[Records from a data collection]
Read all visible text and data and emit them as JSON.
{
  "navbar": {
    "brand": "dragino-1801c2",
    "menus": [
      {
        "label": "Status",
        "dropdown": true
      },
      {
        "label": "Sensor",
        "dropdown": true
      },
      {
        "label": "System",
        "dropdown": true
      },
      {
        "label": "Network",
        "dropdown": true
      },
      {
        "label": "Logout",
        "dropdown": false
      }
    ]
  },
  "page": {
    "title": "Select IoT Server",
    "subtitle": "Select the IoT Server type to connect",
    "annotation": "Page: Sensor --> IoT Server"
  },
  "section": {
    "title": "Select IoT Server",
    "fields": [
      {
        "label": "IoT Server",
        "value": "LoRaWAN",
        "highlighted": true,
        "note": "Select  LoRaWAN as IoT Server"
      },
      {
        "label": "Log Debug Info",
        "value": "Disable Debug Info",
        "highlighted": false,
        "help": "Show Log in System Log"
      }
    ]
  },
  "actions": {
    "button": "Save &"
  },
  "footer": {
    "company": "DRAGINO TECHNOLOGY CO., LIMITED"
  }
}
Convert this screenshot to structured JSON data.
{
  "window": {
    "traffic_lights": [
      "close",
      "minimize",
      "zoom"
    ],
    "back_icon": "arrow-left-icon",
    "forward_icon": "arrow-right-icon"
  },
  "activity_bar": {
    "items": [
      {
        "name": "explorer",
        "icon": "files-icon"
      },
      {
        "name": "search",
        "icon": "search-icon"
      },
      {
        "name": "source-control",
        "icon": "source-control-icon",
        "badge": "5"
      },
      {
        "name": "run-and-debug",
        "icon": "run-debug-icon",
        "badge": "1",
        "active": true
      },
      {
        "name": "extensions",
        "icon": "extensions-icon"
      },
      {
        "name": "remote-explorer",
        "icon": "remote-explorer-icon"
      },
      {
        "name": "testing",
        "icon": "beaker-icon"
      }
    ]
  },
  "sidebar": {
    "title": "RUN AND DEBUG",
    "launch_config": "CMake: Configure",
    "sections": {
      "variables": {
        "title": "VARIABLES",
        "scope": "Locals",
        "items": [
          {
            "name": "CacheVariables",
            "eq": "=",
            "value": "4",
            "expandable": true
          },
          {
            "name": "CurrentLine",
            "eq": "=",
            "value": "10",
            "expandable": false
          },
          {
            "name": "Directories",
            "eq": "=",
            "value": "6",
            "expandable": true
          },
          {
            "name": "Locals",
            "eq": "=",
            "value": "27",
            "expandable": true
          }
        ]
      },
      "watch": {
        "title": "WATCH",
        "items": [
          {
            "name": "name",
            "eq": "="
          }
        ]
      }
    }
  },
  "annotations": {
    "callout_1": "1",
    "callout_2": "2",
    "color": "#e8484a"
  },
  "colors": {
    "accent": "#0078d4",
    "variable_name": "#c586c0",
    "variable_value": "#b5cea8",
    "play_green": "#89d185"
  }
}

» **Task objective**
What is the number of lines in the data that hold the word "Sensor"? Reply with that number and nothing else.

» **Solution to this exercise**
2